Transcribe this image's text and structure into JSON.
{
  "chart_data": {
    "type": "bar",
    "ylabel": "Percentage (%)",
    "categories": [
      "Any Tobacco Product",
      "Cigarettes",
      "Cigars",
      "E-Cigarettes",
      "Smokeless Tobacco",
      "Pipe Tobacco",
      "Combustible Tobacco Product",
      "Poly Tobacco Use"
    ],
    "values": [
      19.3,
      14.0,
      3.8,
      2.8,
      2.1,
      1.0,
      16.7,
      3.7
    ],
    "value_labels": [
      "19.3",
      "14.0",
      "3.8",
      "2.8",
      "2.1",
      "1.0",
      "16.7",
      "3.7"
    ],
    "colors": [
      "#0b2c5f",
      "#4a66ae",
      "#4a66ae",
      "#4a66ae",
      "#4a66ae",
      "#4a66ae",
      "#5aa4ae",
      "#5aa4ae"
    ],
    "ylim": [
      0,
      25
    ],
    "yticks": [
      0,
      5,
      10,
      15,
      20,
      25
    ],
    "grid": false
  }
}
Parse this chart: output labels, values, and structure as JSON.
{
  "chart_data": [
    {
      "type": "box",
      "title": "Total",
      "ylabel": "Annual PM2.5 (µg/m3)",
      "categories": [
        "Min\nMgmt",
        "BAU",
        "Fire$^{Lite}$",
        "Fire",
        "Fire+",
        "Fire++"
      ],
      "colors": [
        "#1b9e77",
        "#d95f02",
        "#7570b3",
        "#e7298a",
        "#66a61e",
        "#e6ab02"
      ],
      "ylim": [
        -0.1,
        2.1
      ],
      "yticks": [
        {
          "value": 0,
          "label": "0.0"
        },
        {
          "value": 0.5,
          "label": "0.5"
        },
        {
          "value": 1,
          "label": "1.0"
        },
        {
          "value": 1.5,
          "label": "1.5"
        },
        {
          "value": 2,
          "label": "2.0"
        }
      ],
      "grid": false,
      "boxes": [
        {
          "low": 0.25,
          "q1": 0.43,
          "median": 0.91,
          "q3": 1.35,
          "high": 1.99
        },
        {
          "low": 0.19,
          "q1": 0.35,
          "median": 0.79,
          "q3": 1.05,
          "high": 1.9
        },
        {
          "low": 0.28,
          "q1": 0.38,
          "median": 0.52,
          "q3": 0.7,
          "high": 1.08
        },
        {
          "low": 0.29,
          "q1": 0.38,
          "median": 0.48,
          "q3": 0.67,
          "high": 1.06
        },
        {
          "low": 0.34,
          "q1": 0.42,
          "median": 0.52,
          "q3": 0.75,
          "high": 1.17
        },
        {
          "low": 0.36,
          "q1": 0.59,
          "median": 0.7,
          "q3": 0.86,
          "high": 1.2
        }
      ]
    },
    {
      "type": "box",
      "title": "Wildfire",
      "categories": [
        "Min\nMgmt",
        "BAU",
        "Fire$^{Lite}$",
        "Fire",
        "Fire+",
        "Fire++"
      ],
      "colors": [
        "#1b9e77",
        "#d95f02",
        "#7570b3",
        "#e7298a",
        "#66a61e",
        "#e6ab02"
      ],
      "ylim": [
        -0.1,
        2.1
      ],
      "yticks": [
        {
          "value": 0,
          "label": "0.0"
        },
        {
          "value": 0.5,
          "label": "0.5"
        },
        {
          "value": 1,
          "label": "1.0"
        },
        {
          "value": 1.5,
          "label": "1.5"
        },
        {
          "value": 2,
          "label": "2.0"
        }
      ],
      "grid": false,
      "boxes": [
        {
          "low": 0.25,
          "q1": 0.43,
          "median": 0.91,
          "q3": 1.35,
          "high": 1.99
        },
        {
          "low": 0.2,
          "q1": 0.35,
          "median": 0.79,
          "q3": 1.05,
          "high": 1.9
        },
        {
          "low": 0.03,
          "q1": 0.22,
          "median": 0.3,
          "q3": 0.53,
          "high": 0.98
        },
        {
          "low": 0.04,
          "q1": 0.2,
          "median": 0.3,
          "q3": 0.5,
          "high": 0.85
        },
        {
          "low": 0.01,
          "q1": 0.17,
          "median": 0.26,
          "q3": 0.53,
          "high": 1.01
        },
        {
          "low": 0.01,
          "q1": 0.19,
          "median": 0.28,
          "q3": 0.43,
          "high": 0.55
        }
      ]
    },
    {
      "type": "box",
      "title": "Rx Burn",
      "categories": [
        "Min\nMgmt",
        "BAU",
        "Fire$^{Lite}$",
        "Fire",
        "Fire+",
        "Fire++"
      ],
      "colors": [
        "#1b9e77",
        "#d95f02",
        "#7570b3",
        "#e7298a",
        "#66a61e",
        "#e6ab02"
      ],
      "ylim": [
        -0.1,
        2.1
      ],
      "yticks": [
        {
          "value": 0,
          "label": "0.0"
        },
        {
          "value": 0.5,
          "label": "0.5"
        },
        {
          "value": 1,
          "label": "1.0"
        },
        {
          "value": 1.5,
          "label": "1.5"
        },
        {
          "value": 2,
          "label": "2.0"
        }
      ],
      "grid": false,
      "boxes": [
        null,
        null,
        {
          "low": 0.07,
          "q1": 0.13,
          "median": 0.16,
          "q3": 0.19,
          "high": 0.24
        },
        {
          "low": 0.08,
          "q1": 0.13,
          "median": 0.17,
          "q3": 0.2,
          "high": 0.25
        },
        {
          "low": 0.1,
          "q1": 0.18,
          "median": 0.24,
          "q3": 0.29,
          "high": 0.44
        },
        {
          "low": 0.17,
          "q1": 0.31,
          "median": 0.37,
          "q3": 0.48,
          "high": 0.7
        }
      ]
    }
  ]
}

* * * * * * *

SHORT TASK: Copy all lines from the material that include "ylabel".

FULL SOLUTION:
    "ylabel": "Percentage (%)",
      "ylabel": "Annual PM2.5 (µg/m3)",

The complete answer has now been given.